Short exercise: Write each record again exactly as it stands.
<<<<
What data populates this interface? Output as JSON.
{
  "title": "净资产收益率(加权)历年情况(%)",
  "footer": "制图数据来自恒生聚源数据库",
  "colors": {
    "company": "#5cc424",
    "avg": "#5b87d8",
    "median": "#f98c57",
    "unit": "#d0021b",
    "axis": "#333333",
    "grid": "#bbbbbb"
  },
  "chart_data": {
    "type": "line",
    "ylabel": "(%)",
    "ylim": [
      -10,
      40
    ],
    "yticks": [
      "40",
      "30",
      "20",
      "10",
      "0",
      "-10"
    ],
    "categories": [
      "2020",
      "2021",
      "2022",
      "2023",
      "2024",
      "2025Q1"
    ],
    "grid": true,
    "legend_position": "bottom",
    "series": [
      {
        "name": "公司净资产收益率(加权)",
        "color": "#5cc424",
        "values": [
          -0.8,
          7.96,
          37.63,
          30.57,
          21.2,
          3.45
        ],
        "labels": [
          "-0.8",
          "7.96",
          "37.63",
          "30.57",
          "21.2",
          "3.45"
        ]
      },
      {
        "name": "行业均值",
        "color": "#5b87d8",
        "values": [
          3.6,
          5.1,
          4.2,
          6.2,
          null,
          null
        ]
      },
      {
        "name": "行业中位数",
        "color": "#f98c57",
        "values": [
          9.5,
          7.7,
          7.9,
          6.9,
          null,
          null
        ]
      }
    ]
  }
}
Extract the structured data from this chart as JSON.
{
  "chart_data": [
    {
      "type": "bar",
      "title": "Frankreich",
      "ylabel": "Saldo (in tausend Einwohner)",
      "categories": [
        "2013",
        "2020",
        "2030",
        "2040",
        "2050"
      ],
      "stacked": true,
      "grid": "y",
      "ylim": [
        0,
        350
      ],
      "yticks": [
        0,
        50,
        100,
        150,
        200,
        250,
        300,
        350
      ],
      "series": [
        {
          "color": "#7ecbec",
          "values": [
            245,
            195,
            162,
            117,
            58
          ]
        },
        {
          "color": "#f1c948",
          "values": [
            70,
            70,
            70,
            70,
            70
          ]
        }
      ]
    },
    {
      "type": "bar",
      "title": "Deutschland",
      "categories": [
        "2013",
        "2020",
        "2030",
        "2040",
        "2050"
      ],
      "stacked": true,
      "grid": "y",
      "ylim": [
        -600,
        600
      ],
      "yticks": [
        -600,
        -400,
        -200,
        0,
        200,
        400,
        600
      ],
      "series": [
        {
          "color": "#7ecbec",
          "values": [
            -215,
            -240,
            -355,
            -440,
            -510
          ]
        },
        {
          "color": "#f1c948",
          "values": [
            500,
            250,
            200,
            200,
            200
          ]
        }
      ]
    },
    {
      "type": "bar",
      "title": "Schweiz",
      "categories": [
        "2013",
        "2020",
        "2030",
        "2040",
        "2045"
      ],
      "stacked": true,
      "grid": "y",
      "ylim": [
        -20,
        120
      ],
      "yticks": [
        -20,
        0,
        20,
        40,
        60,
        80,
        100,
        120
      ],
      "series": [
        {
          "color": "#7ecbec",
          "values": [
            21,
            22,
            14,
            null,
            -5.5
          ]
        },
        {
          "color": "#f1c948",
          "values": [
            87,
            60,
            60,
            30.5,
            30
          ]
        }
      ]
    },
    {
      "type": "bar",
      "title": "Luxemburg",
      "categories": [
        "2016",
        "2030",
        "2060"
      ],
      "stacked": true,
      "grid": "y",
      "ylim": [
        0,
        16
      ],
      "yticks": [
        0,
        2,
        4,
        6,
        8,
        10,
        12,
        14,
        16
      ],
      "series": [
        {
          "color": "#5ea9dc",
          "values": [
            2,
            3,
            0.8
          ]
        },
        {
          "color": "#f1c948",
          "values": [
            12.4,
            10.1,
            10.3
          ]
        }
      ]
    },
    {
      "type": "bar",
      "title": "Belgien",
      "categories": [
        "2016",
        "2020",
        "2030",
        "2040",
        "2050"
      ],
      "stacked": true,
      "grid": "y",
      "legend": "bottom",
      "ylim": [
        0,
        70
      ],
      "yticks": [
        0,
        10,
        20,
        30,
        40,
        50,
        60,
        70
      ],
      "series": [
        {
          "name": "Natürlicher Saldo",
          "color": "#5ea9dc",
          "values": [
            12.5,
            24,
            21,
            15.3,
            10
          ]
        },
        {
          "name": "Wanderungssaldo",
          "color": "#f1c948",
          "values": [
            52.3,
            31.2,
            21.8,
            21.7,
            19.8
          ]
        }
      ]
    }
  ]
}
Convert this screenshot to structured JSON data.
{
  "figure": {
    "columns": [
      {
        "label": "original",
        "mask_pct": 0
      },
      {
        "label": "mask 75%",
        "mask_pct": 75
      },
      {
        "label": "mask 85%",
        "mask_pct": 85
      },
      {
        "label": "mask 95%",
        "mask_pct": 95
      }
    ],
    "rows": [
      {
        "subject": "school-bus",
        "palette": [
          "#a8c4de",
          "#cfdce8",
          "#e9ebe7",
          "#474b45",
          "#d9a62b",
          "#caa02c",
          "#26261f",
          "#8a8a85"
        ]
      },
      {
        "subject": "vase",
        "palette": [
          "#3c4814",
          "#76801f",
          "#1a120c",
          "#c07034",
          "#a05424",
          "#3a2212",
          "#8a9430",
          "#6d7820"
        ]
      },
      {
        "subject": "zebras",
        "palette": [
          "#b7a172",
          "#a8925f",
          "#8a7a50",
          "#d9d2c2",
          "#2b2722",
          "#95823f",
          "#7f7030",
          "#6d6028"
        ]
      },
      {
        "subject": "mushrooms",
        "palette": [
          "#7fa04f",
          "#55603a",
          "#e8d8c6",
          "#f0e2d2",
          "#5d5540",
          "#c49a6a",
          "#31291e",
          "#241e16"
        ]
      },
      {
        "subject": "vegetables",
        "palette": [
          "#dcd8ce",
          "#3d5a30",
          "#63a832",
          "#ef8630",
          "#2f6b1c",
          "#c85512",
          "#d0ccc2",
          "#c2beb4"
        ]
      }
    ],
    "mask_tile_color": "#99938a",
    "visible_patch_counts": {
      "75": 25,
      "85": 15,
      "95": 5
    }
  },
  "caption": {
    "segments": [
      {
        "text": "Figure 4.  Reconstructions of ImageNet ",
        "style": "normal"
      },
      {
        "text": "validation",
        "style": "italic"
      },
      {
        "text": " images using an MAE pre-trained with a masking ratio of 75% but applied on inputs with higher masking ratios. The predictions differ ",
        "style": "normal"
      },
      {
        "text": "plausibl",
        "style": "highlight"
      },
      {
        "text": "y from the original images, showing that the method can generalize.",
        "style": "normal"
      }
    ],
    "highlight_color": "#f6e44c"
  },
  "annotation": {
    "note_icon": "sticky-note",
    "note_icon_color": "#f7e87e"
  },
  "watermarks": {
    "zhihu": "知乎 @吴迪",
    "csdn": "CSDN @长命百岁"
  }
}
>>>>
Answer to this task:
What data populates this interface? Output as JSON.
{
  "title": "净资产收益率(加权)历年情况(%)",
  "footer": "制图数据来自恒生聚源数据库",
  "colors": {
    "company": "#5cc424",
    "avg": "#5b87d8",
    "median": "#f98c57",
    "unit": "#d0021b",
    "axis": "#333333",
    "grid": "#bbbbbb"
  },
  "chart_data": {
    "type": "line",
    "ylabel": "(%)",
    "ylim": [
      -10,
      40
    ],
    "yticks": [
      "40",
      "30",
      "20",
      "10",
      "0",
      "-10"
    ],
    "categories": [
      "2020",
      "2021",
      "2022",
      "2023",
      "2024",
      "2025Q1"
    ],
    "grid": true,
    "legend_position": "bottom",
    "series": [
      {
        "name": "公司净资产收益率(加权)",
        "color": "#5cc424",
        "values": [
          -0.8,
          7.96,
          37.63,
          30.57,
          21.2,
          3.45
        ],
        "labels": [
          "-0.8",
          "7.96",
          "37.63",
          "30.57",
          "21.2",
          "3.45"
        ]
      },
      {
        "name": "行业均值",
        "color": "#5b87d8",
        "values": [
          3.6,
          5.1,
          4.2,
          6.2,
          null,
          null
        ]
      },
      {
        "name": "行业中位数",
        "color": "#f98c57",
        "values": [
          9.5,
          7.7,
          7.9,
          6.9,
          null,
          null
        ]
      }
    ]
  }
}
Extract the structured data from this chart as JSON.
{
  "chart_data": [
    {
      "type": "bar",
      "title": "Frankreich",
      "ylabel": "Saldo (in tausend Einwohner)",
      "categories": [
        "2013",
        "2020",
        "2030",
        "2040",
        "2050"
      ],
      "stacked": true,
      "grid": "y",
      "ylim": [
        0,
        350
      ],
      "yticks": [
        0,
        50,
        100,
        150,
        200,
        250,
        300,
        350
      ],
      "series": [
        {
          "color": "#7ecbec",
          "values": [
            245,
            195,
            162,
            117,
            58
          ]
        },
        {
          "color": "#f1c948",
          "values": [
            70,
            70,
            70,
            70,
            70
          ]
        }
      ]
    },
    {
      "type": "bar",
      "title": "Deutschland",
      "categories": [
        "2013",
        "2020",
        "2030",
        "2040",
        "2050"
      ],
      "stacked": true,
      "grid": "y",
      "ylim": [
        -600,
        600
      ],
      "yticks": [
        -600,
        -400,
        -200,
        0,
        200,
        400,
        600
      ],
      "series": [
        {
          "color": "#7ecbec",
          "values": [
            -215,
            -240,
            -355,
            -440,
            -510
          ]
        },
        {
          "color": "#f1c948",
          "values": [
            500,
            250,
            200,
            200,
            200
          ]
        }
      ]
    },
    {
      "type": "bar",
      "title": "Schweiz",
      "categories": [
        "2013",
        "2020",
        "2030",
        "2040",
        "2045"
      ],
      "stacked": true,
      "grid": "y",
      "ylim": [
        -20,
        120
      ],
      "yticks": [
        -20,
        0,
        20,
        40,
        60,
        80,
        100,
        120
      ],
      "series": [
        {
          "color": "#7ecbec",
          "values": [
            21,
            22,
            14,
            null,
            -5.5
          ]
        },
        {
          "color": "#f1c948",
          "values": [
            87,
            60,
            60,
            30.5,
            30
          ]
        }
      ]
    },
    {
      "type": "bar",
      "title": "Luxemburg",
      "categories": [
        "2016",
        "2030",
        "2060"
      ],
      "stacked": true,
      "grid": "y",
      "ylim": [
        0,
        16
      ],
      "yticks": [
        0,
        2,
        4,
        6,
        8,
        10,
        12,
        14,
        16
      ],
      "series": [
        {
          "color": "#5ea9dc",
          "values": [
            2,
            3,
            0.8
          ]
        },
        {
          "color": "#f1c948",
          "values": [
            12.4,
            10.1,
            10.3
          ]
        }
      ]
    },
    {
      "type": "bar",
      "title": "Belgien",
      "categories": [
        "2016",
        "2020",
        "2030",
        "2040",
        "2050"
      ],
      "stacked": true,
      "grid": "y",
      "legend": "bottom",
      "ylim": [
        0,
        70
      ],
      "yticks": [
        0,
        10,
        20,
        30,
        40,
        50,
        60,
        70
      ],
      "series": [
        {
          "name": "Natürlicher Saldo",
          "color": "#5ea9dc",
          "values": [
            12.5,
            24,
            21,
            15.3,
            10
          ]
        },
        {
          "name": "Wanderungssaldo",
          "color": "#f1c948",
          "values": [
            52.3,
            31.2,
            21.8,
            21.7,
            19.8
          ]
        }
      ]
    }
  ]
}
Convert this screenshot to structured JSON data.
{
  "figure": {
    "columns": [
      {
        "label": "original",
        "mask_pct": 0
      },
      {
        "label": "mask 75%",
        "mask_pct": 75
      },
      {
        "label": "mask 85%",
        "mask_pct": 85
      },
      {
        "label": "mask 95%",
        "mask_pct": 95
      }
    ],
    "rows": [
      {
        "subject": "school-bus",
        "palette": [
          "#a8c4de",
          "#cfdce8",
          "#e9ebe7",
          "#474b45",
          "#d9a62b",
          "#caa02c",
          "#26261f",
          "#8a8a85"
        ]
      },
      {
        "subject": "vase",
        "palette": [
          "#3c4814",
          "#76801f",
          "#1a120c",
          "#c07034",
          "#a05424",
          "#3a2212",
          "#8a9430",
          "#6d7820"
        ]
      },
      {
        "subject": "zebras",
        "palette": [
          "#b7a172",
          "#a8925f",
          "#8a7a50",
          "#d9d2c2",
          "#2b2722",
          "#95823f",
          "#7f7030",
          "#6d6028"
        ]
      },
      {
        "subject": "mushrooms",
        "palette": [
          "#7fa04f",
          "#55603a",
          "#e8d8c6",
          "#f0e2d2",
          "#5d5540",
          "#c49a6a",
          "#31291e",
          "#241e16"
        ]
      },
      {
        "subject": "vegetables",
        "palette": [
          "#dcd8ce",
          "#3d5a30",
          "#63a832",
          "#ef8630",
          "#2f6b1c",
          "#c85512",
          "#d0ccc2",
          "#c2beb4"
        ]
      }
    ],
    "mask_tile_color": "#99938a",
    "visible_patch_counts": {
      "75": 25,
      "85": 15,
      "95": 5
    }
  },
  "caption": {
    "segments": [
      {
        "text": "Figure 4.  Reconstructions of ImageNet ",
        "style": "normal"
      },
      {
        "text": "validation",
        "style": "italic"
      },
      {
        "text": " images using an MAE pre-trained with a masking ratio of 75% but applied on inputs with higher masking ratios. The predictions differ ",
        "style": "normal"
      },
      {
        "text": "plausibl",
        "style": "highlight"
      },
      {
        "text": "y from the original images, showing that the method can generalize.",
        "style": "normal"
      }
    ],
    "highlight_color": "#f6e44c"
  },
  "annotation": {
    "note_icon": "sticky-note",
    "note_icon_color": "#f7e87e"
  },
  "watermarks": {
    "zhihu": "知乎 @吴迪",
    "csdn": "CSDN @长命百岁"
  }
}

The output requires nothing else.